» **What is being asked**
Transcribe the entries below exactly; leave every image out.

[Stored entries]
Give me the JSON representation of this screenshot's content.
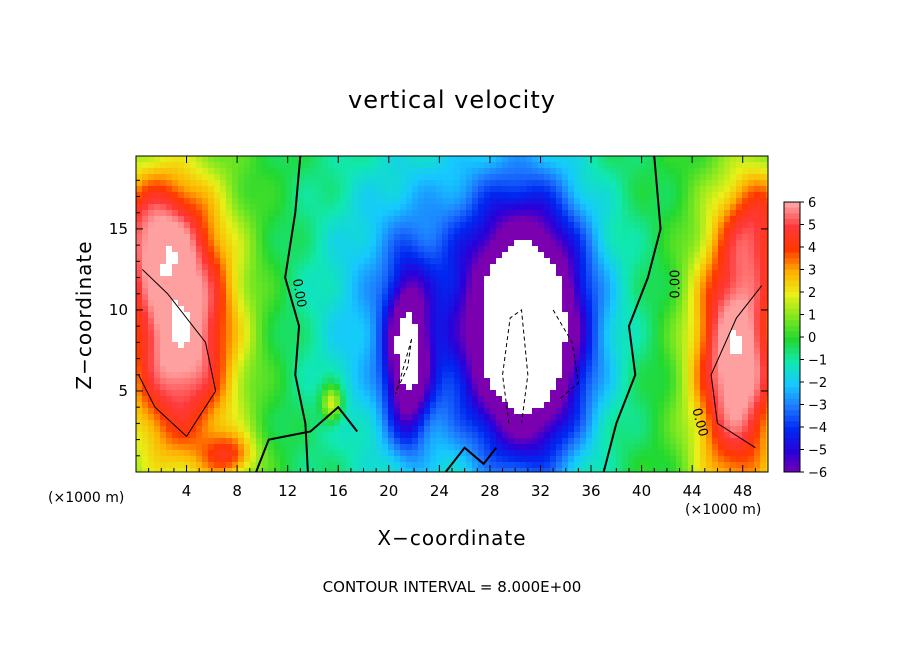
{
  "chart_data": {
    "type": "heatmap",
    "title": "vertical velocity",
    "xlabel": "X−coordinate",
    "ylabel": "Z−coordinate",
    "x_unit": "(×1000 m)",
    "xlim": [
      0,
      50
    ],
    "ylim": [
      0,
      19.5
    ],
    "x_ticks": [
      "4",
      "8",
      "12",
      "16",
      "20",
      "24",
      "28",
      "32",
      "36",
      "40",
      "44",
      "48"
    ],
    "y_ticks": [
      "5",
      "10",
      "15"
    ],
    "colorbar": {
      "range": [
        -6,
        6
      ],
      "labels": [
        "6",
        "5",
        "4",
        "3",
        "2",
        "1",
        "0",
        "−1",
        "−2",
        "−3",
        "−4",
        "−5",
        "−6"
      ]
    },
    "contour_labels": [
      "0.00",
      "0.00",
      "0.00"
    ],
    "footer": "CONTOUR INTERVAL = 8.000E+00",
    "features": [
      {
        "kind": "updraft",
        "x": 3.5,
        "z": 9,
        "sx": 3.2,
        "sz": 6,
        "w": 7
      },
      {
        "kind": "updraft",
        "x": 0.8,
        "z": 15,
        "sx": 2.5,
        "sz": 2.5,
        "w": 3
      },
      {
        "kind": "updraft",
        "x": 47.5,
        "z": 7,
        "sx": 2.5,
        "sz": 6,
        "w": 7
      },
      {
        "kind": "updraft",
        "x": 49.5,
        "z": 15.5,
        "sx": 2,
        "sz": 2.5,
        "w": 3
      },
      {
        "kind": "updraft",
        "x": 7.5,
        "z": 1,
        "sx": 1.5,
        "sz": 1,
        "w": 3
      },
      {
        "kind": "updraft",
        "x": 15.5,
        "z": 4.2,
        "sx": 0.6,
        "sz": 0.8,
        "w": 3
      },
      {
        "kind": "downdraft",
        "x": 31,
        "z": 8.5,
        "sx": 3.2,
        "sz": 5.5,
        "w": -9
      },
      {
        "kind": "downdraft",
        "x": 21.5,
        "z": 7,
        "sx": 1.2,
        "sz": 3.5,
        "w": -6
      },
      {
        "kind": "downdraft",
        "x": 28,
        "z": 11,
        "sx": 7,
        "sz": 7,
        "w": -2.5
      },
      {
        "kind": "downdraft",
        "x": 20,
        "z": 9,
        "sx": 5,
        "sz": 8,
        "w": -1.5
      }
    ]
  }
}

» **Result of this exercise**
Give me the JSON representation of this screenshot's content.
{
  "chart_data": {
    "type": "heatmap",
    "title": "vertical velocity",
    "xlabel": "X−coordinate",
    "ylabel": "Z−coordinate",
    "x_unit": "(×1000 m)",
    "xlim": [
      0,
      50
    ],
    "ylim": [
      0,
      19.5
    ],
    "x_ticks": [
      "4",
      "8",
      "12",
      "16",
      "20",
      "24",
      "28",
      "32",
      "36",
      "40",
      "44",
      "48"
    ],
    "y_ticks": [
      "5",
      "10",
      "15"
    ],
    "colorbar": {
      "range": [
        -6,
        6
      ],
      "labels": [
        "6",
        "5",
        "4",
        "3",
        "2",
        "1",
        "0",
        "−1",
        "−2",
        "−3",
        "−4",
        "−5",
        "−6"
      ]
    },
    "contour_labels": [
      "0.00",
      "0.00",
      "0.00"
    ],
    "footer": "CONTOUR INTERVAL = 8.000E+00",
    "features": [
      {
        "kind": "updraft",
        "x": 3.5,
        "z": 9,
        "sx": 3.2,
        "sz": 6,
        "w": 7
      },
      {
        "kind": "updraft",
        "x": 0.8,
        "z": 15,
        "sx": 2.5,
        "sz": 2.5,
        "w": 3
      },
      {
        "kind": "updraft",
        "x": 47.5,
        "z": 7,
        "sx": 2.5,
        "sz": 6,
        "w": 7
      },
      {
        "kind": "updraft",
        "x": 49.5,
        "z": 15.5,
        "sx": 2,
        "sz": 2.5,
        "w": 3
      },
      {
        "kind": "updraft",
        "x": 7.5,
        "z": 1,
        "sx": 1.5,
        "sz": 1,
        "w": 3
      },
      {
        "kind": "updraft",
        "x": 15.5,
        "z": 4.2,
        "sx": 0.6,
        "sz": 0.8,
        "w": 3
      },
      {
        "kind": "downdraft",
        "x": 31,
        "z": 8.5,
        "sx": 3.2,
        "sz": 5.5,
        "w": -9
      },
      {
        "kind": "downdraft",
        "x": 21.5,
        "z": 7,
        "sx": 1.2,
        "sz": 3.5,
        "w": -6
      },
      {
        "kind": "downdraft",
        "x": 28,
        "z": 11,
        "sx": 7,
        "sz": 7,
        "w": -2.5
      },
      {
        "kind": "downdraft",
        "x": 20,
        "z": 9,
        "sx": 5,
        "sz": 8,
        "w": -1.5
      }
    ]
  }
}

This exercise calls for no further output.